**Exercise data:**

_____

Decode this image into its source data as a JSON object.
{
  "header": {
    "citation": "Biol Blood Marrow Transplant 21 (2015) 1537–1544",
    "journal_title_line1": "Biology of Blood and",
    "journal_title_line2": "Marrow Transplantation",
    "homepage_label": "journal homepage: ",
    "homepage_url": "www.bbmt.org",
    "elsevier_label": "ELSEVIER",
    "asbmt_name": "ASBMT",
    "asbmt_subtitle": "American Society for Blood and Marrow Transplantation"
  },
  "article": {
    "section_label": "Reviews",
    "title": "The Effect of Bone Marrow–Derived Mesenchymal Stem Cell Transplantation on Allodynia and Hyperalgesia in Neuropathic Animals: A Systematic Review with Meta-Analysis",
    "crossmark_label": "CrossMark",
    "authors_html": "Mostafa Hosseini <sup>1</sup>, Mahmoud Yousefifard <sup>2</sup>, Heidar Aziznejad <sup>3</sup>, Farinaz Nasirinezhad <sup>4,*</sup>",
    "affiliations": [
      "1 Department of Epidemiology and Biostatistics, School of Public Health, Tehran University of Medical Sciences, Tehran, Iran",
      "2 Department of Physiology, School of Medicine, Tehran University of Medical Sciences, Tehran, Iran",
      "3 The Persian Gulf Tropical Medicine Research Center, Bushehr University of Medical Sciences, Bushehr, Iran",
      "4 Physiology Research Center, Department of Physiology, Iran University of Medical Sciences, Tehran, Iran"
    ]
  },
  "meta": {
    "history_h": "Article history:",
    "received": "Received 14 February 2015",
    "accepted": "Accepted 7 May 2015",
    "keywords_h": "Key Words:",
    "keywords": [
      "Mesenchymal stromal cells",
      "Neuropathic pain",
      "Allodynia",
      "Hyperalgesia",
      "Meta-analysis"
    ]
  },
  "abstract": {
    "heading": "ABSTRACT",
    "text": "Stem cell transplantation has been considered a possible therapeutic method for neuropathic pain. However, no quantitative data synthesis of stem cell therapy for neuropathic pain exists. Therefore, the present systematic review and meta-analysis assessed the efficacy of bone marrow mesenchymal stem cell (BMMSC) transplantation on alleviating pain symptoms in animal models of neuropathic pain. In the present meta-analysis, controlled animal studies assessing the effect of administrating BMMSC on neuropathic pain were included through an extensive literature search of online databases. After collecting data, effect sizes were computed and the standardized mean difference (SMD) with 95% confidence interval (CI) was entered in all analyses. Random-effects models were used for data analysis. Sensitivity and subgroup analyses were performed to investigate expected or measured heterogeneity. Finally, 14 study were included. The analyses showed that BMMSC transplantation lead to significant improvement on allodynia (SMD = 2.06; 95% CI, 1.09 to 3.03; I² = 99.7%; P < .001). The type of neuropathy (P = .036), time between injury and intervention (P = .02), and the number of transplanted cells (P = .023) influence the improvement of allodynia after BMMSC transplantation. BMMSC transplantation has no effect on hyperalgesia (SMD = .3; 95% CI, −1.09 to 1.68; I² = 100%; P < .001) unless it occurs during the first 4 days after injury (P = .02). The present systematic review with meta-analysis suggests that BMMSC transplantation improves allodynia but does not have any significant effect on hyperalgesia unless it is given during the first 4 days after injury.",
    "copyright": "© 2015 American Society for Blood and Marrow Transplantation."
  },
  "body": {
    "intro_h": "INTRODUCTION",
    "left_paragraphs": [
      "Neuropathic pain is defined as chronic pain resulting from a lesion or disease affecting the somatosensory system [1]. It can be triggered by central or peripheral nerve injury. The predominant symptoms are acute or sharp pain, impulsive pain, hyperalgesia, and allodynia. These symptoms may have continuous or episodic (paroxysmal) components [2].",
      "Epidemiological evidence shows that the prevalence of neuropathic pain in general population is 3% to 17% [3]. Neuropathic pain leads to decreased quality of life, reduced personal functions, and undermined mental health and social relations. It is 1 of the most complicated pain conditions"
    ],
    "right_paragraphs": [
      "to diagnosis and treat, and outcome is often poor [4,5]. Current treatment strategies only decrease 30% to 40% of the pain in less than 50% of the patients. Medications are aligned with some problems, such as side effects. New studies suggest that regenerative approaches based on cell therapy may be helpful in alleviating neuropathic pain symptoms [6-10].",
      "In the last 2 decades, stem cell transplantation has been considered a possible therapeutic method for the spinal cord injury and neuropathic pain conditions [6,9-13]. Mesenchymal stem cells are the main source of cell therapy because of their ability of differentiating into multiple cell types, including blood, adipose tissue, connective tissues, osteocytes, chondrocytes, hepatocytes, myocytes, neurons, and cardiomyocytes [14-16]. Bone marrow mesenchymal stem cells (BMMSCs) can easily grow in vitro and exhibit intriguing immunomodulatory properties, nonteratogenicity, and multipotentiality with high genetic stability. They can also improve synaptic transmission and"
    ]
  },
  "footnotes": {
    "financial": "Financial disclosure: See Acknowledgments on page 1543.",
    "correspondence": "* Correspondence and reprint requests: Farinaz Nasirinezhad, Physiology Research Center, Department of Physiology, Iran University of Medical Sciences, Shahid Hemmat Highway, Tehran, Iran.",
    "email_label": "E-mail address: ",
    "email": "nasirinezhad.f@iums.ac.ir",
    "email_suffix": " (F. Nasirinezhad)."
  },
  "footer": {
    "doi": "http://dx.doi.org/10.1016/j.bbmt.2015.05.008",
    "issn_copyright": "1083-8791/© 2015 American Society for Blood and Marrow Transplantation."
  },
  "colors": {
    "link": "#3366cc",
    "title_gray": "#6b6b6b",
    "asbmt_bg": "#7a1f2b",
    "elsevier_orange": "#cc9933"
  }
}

_____

Write each line of the data above out again without altering a word.

Decode this image into its source data as a JSON object.
{
  "header": {
    "citation": "Biol Blood Marrow Transplant 21 (2015) 1537–1544",
    "journal_title_line1": "Biology of Blood and",
    "journal_title_line2": "Marrow Transplantation",
    "homepage_label": "journal homepage: ",
    "homepage_url": "www.bbmt.org",
    "elsevier_label": "ELSEVIER",
    "asbmt_name": "ASBMT",
    "asbmt_subtitle": "American Society for Blood and Marrow Transplantation"
  },
  "article": {
    "section_label": "Reviews",
    "title": "The Effect of Bone Marrow–Derived Mesenchymal Stem Cell Transplantation on Allodynia and Hyperalgesia in Neuropathic Animals: A Systematic Review with Meta-Analysis",
    "crossmark_label": "CrossMark",
    "authors_html": "Mostafa Hosseini <sup>1</sup>, Mahmoud Yousefifard <sup>2</sup>, Heidar Aziznejad <sup>3</sup>, Farinaz Nasirinezhad <sup>4,*</sup>",
    "affiliations": [
      "1 Department of Epidemiology and Biostatistics, School of Public Health, Tehran University of Medical Sciences, Tehran, Iran",
      "2 Department of Physiology, School of Medicine, Tehran University of Medical Sciences, Tehran, Iran",
      "3 The Persian Gulf Tropical Medicine Research Center, Bushehr University of Medical Sciences, Bushehr, Iran",
      "4 Physiology Research Center, Department of Physiology, Iran University of Medical Sciences, Tehran, Iran"
    ]
  },
  "meta": {
    "history_h": "Article history:",
    "received": "Received 14 February 2015",
    "accepted": "Accepted 7 May 2015",
    "keywords_h": "Key Words:",
    "keywords": [
      "Mesenchymal stromal cells",
      "Neuropathic pain",
      "Allodynia",
      "Hyperalgesia",
      "Meta-analysis"
    ]
  },
  "abstract": {
    "heading": "ABSTRACT",
    "text": "Stem cell transplantation has been considered a possible therapeutic method for neuropathic pain. However, no quantitative data synthesis of stem cell therapy for neuropathic pain exists. Therefore, the present systematic review and meta-analysis assessed the efficacy of bone marrow mesenchymal stem cell (BMMSC) transplantation on alleviating pain symptoms in animal models of neuropathic pain. In the present meta-analysis, controlled animal studies assessing the effect of administrating BMMSC on neuropathic pain were included through an extensive literature search of online databases. After collecting data, effect sizes were computed and the standardized mean difference (SMD) with 95% confidence interval (CI) was entered in all analyses. Random-effects models were used for data analysis. Sensitivity and subgroup analyses were performed to investigate expected or measured heterogeneity. Finally, 14 study were included. The analyses showed that BMMSC transplantation lead to significant improvement on allodynia (SMD = 2.06; 95% CI, 1.09 to 3.03; I² = 99.7%; P < .001). The type of neuropathy (P = .036), time between injury and intervention (P = .02), and the number of transplanted cells (P = .023) influence the improvement of allodynia after BMMSC transplantation. BMMSC transplantation has no effect on hyperalgesia (SMD = .3; 95% CI, −1.09 to 1.68; I² = 100%; P < .001) unless it occurs during the first 4 days after injury (P = .02). The present systematic review with meta-analysis suggests that BMMSC transplantation improves allodynia but does not have any significant effect on hyperalgesia unless it is given during the first 4 days after injury.",
    "copyright": "© 2015 American Society for Blood and Marrow Transplantation."
  },
  "body": {
    "intro_h": "INTRODUCTION",
    "left_paragraphs": [
      "Neuropathic pain is defined as chronic pain resulting from a lesion or disease affecting the somatosensory system [1]. It can be triggered by central or peripheral nerve injury. The predominant symptoms are acute or sharp pain, impulsive pain, hyperalgesia, and allodynia. These symptoms may have continuous or episodic (paroxysmal) components [2].",
      "Epidemiological evidence shows that the prevalence of neuropathic pain in general population is 3% to 17% [3]. Neuropathic pain leads to decreased quality of life, reduced personal functions, and undermined mental health and social relations. It is 1 of the most complicated pain conditions"
    ],
    "right_paragraphs": [
      "to diagnosis and treat, and outcome is often poor [4,5]. Current treatment strategies only decrease 30% to 40% of the pain in less than 50% of the patients. Medications are aligned with some problems, such as side effects. New studies suggest that regenerative approaches based on cell therapy may be helpful in alleviating neuropathic pain symptoms [6-10].",
      "In the last 2 decades, stem cell transplantation has been considered a possible therapeutic method for the spinal cord injury and neuropathic pain conditions [6,9-13]. Mesenchymal stem cells are the main source of cell therapy because of their ability of differentiating into multiple cell types, including blood, adipose tissue, connective tissues, osteocytes, chondrocytes, hepatocytes, myocytes, neurons, and cardiomyocytes [14-16]. Bone marrow mesenchymal stem cells (BMMSCs) can easily grow in vitro and exhibit intriguing immunomodulatory properties, nonteratogenicity, and multipotentiality with high genetic stability. They can also improve synaptic transmission and"
    ]
  },
  "footnotes": {
    "financial": "Financial disclosure: See Acknowledgments on page 1543.",
    "correspondence": "* Correspondence and reprint requests: Farinaz Nasirinezhad, Physiology Research Center, Department of Physiology, Iran University of Medical Sciences, Shahid Hemmat Highway, Tehran, Iran.",
    "email_label": "E-mail address: ",
    "email": "nasirinezhad.f@iums.ac.ir",
    "email_suffix": " (F. Nasirinezhad)."
  },
  "footer": {
    "doi": "http://dx.doi.org/10.1016/j.bbmt.2015.05.008",
    "issn_copyright": "1083-8791/© 2015 American Society for Blood and Marrow Transplantation."
  },
  "colors": {
    "link": "#3366cc",
    "title_gray": "#6b6b6b",
    "asbmt_bg": "#7a1f2b",
    "elsevier_orange": "#cc9933"
  }
}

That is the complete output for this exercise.